Will you write out, word for word, every line from the one with "Read all visible" to the final line of the data below, with the pictures left out?
--- BEGIN Data to use ---
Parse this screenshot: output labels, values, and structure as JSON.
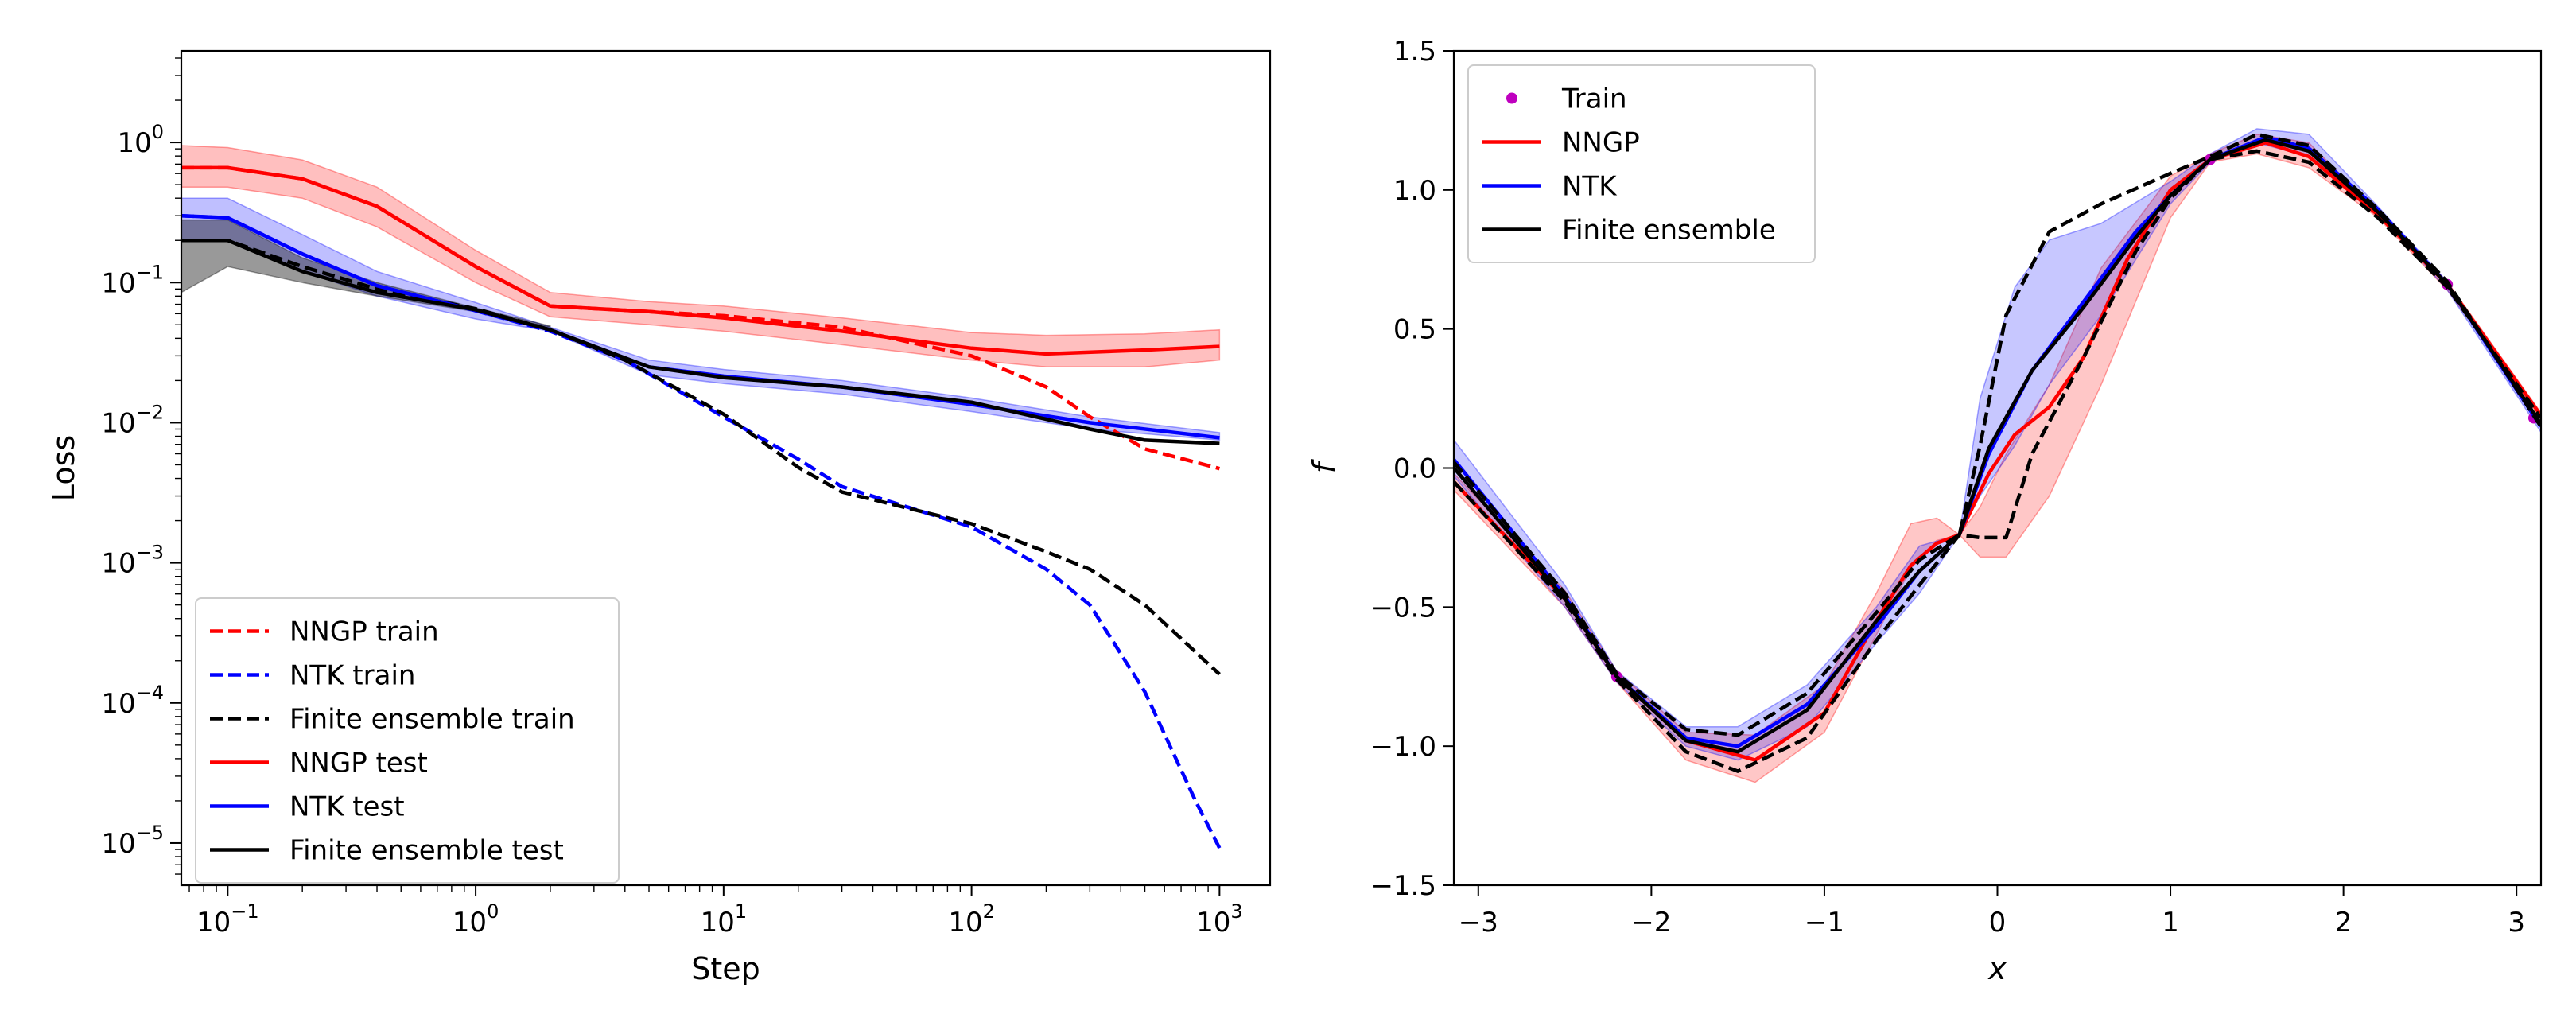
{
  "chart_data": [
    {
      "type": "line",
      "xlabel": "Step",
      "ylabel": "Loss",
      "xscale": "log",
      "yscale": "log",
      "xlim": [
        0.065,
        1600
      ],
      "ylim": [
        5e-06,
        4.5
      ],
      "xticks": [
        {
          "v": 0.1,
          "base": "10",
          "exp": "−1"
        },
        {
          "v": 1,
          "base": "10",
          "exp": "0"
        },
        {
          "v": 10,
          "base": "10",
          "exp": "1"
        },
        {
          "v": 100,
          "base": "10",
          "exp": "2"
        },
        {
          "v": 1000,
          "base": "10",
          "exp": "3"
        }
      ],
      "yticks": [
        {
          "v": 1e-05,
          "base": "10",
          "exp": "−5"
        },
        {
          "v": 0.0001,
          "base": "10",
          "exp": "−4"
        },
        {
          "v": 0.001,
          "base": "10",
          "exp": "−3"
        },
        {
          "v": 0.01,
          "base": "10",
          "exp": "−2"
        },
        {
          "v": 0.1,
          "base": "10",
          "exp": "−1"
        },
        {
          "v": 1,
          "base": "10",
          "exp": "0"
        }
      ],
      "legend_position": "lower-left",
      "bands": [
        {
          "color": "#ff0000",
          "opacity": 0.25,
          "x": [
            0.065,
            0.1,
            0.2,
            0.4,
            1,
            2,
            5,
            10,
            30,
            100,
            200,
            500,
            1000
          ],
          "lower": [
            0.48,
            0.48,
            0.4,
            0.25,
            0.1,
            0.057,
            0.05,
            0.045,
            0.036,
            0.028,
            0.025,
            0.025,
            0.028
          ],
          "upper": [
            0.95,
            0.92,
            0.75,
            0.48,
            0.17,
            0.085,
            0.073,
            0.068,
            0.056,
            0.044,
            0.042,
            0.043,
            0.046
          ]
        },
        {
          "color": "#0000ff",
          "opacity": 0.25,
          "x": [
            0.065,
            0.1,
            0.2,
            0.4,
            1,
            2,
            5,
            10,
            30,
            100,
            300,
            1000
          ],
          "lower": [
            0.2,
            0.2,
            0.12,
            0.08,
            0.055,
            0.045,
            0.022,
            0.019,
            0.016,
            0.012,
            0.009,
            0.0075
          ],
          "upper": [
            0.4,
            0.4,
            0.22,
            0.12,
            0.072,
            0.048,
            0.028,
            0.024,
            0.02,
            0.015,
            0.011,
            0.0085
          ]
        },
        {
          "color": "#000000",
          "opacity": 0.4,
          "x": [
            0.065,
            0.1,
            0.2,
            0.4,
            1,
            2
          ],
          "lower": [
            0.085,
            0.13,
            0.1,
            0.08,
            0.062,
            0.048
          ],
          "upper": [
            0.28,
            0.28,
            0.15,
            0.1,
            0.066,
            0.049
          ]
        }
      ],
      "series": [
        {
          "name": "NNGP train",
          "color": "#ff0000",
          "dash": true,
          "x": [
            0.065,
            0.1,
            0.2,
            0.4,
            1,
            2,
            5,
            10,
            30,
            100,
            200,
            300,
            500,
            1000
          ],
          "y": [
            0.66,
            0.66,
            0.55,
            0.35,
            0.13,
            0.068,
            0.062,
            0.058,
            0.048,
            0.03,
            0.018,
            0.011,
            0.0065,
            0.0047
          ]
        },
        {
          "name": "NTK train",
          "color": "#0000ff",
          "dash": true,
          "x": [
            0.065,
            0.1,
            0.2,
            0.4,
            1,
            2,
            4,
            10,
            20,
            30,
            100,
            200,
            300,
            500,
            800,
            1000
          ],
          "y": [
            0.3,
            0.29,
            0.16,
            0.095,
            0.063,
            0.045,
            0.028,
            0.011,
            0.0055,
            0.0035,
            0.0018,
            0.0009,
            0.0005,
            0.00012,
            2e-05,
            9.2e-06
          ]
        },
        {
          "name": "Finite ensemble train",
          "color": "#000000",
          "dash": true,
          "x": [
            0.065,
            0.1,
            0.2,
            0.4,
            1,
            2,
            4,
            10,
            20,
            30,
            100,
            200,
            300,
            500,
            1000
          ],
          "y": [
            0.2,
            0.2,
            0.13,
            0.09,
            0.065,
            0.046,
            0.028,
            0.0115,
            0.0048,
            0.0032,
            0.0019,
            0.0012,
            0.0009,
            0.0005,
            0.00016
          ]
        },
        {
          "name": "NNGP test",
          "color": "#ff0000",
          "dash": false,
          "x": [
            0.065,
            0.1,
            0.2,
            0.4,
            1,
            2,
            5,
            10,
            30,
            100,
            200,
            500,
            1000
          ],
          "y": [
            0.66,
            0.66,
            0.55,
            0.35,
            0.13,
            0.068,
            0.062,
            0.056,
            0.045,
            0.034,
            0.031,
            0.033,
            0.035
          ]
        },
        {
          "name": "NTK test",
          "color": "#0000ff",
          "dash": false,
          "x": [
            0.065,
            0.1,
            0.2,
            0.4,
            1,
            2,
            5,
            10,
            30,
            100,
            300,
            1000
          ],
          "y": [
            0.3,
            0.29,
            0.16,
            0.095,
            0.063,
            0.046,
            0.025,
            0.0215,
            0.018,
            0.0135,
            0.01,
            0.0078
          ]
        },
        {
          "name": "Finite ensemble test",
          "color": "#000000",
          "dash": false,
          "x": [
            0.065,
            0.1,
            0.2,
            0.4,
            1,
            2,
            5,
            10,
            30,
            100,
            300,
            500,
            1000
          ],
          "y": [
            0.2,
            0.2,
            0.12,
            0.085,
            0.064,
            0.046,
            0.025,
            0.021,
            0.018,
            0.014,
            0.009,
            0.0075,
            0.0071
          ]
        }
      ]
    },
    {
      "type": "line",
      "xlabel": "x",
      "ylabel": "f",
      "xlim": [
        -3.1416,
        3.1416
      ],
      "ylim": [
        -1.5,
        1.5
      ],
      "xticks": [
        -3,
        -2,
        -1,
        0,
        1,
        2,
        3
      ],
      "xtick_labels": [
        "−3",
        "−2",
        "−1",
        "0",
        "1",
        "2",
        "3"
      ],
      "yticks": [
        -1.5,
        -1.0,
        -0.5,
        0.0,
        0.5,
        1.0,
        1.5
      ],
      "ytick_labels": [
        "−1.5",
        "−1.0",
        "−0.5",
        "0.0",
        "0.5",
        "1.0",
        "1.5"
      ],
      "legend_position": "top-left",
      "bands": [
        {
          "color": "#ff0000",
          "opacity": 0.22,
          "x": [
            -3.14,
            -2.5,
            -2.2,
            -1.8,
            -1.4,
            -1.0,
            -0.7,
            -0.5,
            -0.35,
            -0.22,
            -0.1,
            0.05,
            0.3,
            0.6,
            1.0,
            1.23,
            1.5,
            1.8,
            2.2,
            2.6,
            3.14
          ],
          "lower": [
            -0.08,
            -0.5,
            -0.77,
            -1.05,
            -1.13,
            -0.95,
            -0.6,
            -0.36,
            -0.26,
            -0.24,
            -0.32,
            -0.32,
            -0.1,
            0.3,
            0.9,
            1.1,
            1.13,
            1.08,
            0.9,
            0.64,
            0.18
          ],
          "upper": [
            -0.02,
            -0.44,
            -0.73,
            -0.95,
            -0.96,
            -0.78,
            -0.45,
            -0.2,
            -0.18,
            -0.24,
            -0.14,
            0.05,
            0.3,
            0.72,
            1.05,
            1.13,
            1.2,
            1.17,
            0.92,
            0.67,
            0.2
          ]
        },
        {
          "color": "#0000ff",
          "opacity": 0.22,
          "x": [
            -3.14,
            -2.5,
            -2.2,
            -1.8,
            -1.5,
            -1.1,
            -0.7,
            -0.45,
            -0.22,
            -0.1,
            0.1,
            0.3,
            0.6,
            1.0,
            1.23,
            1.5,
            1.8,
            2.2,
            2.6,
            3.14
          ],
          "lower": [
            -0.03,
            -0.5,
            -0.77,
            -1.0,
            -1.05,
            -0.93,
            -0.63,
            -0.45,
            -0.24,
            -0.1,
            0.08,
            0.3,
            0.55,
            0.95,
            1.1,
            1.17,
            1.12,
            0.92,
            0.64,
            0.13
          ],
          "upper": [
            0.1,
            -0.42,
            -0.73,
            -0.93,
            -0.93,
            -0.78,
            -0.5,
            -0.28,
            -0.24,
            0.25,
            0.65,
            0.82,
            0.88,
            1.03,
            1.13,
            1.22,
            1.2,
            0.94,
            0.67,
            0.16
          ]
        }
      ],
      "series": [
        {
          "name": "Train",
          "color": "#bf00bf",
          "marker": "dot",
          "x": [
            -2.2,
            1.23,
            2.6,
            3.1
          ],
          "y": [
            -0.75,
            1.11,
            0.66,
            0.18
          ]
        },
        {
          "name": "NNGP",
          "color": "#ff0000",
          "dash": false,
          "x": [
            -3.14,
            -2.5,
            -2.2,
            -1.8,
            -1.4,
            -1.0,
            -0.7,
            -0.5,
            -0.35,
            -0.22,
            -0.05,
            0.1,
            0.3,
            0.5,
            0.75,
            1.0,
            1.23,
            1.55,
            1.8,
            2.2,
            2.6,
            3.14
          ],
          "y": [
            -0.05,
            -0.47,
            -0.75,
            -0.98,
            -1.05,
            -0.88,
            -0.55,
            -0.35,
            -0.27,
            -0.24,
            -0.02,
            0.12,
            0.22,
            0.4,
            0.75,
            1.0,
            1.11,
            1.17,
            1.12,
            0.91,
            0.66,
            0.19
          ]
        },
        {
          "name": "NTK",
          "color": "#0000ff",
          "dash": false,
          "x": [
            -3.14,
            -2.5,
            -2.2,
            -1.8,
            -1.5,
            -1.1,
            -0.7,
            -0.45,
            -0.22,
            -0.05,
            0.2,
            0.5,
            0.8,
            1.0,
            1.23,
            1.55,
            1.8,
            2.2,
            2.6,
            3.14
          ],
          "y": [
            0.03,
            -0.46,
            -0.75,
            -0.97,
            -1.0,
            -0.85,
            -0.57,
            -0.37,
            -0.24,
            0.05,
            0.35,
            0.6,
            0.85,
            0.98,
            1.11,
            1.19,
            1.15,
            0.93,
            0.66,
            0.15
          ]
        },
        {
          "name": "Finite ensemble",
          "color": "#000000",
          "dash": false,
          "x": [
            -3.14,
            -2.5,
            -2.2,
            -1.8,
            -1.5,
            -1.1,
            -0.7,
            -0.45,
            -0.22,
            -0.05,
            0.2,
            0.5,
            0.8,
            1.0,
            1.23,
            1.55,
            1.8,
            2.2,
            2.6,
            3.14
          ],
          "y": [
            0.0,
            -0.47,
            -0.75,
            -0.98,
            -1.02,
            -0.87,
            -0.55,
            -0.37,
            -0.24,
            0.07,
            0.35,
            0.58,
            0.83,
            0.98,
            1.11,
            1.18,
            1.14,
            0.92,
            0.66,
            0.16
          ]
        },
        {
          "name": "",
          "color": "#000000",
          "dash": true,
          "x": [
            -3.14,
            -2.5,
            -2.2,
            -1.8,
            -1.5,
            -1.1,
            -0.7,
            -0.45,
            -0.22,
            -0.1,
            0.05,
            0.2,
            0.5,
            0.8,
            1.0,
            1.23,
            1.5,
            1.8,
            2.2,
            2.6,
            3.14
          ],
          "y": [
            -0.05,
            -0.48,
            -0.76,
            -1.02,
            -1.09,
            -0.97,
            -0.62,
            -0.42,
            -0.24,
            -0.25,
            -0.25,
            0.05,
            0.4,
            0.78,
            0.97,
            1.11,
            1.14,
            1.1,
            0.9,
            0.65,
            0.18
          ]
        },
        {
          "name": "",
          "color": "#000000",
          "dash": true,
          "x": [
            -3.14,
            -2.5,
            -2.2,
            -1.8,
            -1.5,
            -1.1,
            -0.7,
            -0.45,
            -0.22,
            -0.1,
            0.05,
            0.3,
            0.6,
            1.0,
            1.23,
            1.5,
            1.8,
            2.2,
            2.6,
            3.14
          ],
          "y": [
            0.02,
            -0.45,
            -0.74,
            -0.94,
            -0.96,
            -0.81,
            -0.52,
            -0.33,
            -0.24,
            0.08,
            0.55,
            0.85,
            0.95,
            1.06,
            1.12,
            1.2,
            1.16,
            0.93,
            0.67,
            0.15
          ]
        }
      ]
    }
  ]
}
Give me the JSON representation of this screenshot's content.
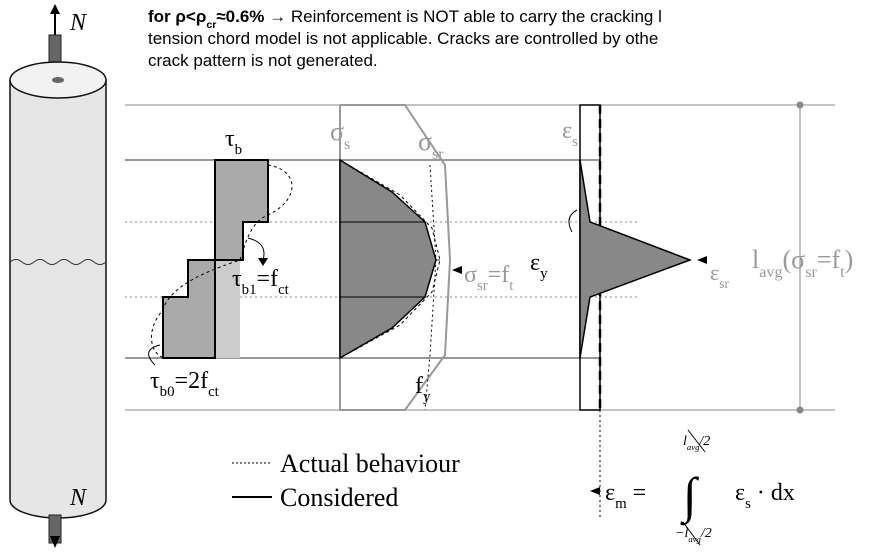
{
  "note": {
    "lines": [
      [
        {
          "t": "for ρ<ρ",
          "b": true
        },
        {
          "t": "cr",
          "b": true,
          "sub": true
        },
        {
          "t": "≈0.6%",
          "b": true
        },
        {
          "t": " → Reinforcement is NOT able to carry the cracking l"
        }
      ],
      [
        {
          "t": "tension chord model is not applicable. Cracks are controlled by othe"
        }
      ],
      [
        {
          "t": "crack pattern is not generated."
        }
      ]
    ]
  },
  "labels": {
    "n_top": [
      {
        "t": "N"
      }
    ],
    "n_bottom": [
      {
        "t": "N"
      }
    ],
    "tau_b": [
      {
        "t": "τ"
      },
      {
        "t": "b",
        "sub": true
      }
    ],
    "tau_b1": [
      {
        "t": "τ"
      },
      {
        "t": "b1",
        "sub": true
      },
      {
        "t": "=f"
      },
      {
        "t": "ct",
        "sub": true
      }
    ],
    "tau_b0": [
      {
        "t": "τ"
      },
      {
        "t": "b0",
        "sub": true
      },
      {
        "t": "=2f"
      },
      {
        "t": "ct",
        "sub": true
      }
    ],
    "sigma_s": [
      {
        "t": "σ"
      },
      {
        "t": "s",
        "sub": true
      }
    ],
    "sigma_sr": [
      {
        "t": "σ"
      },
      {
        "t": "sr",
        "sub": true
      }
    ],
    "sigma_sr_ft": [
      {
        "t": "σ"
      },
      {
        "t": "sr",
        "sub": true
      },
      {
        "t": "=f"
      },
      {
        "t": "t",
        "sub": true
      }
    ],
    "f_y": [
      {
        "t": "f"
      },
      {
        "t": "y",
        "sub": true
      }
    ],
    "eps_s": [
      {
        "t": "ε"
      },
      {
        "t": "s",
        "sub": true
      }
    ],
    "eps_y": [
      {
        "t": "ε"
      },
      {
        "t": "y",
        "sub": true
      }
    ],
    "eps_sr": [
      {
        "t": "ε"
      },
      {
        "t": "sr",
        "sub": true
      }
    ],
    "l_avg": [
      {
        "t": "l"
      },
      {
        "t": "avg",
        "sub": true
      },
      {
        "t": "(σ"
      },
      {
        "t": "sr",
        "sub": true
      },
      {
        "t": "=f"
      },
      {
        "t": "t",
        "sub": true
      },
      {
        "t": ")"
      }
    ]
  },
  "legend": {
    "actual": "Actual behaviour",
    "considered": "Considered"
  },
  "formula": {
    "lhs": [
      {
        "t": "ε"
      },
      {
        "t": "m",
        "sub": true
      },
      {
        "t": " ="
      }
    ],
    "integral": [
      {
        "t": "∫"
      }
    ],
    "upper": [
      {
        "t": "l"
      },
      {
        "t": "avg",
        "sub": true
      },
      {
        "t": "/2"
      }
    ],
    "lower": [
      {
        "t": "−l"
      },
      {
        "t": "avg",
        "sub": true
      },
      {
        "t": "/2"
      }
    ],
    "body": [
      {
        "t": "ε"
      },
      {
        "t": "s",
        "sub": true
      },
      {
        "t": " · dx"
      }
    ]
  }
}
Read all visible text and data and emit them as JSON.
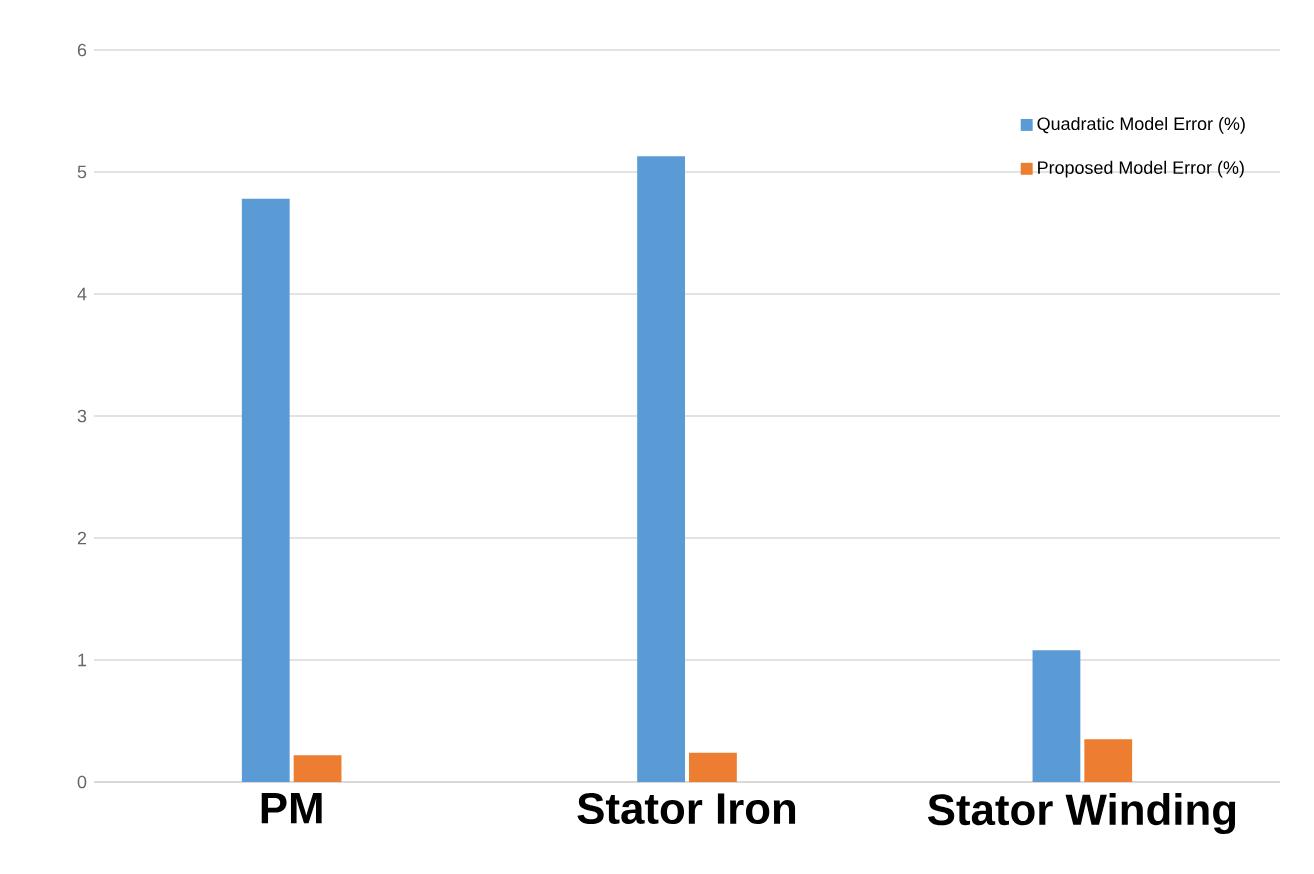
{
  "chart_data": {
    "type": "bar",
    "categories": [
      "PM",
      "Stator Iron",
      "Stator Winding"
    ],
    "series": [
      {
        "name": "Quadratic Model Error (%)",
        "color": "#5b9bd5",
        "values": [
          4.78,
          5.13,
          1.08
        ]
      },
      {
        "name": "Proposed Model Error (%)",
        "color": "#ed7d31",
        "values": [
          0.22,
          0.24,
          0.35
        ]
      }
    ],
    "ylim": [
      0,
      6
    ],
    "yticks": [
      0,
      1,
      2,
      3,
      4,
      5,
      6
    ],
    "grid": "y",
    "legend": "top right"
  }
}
--- END Data to use ---
** Written response **
Read all visible text and data and emit them as JSON.
{
  "chart_data": {
    "type": "bar",
    "categories": [
      "PM",
      "Stator Iron",
      "Stator Winding"
    ],
    "series": [
      {
        "name": "Quadratic Model Error (%)",
        "color": "#5b9bd5",
        "values": [
          4.78,
          5.13,
          1.08
        ]
      },
      {
        "name": "Proposed Model Error (%)",
        "color": "#ed7d31",
        "values": [
          0.22,
          0.24,
          0.35
        ]
      }
    ],
    "ylim": [
      0,
      6
    ],
    "yticks": [
      0,
      1,
      2,
      3,
      4,
      5,
      6
    ],
    "grid": "y",
    "legend": "top right"
  }
}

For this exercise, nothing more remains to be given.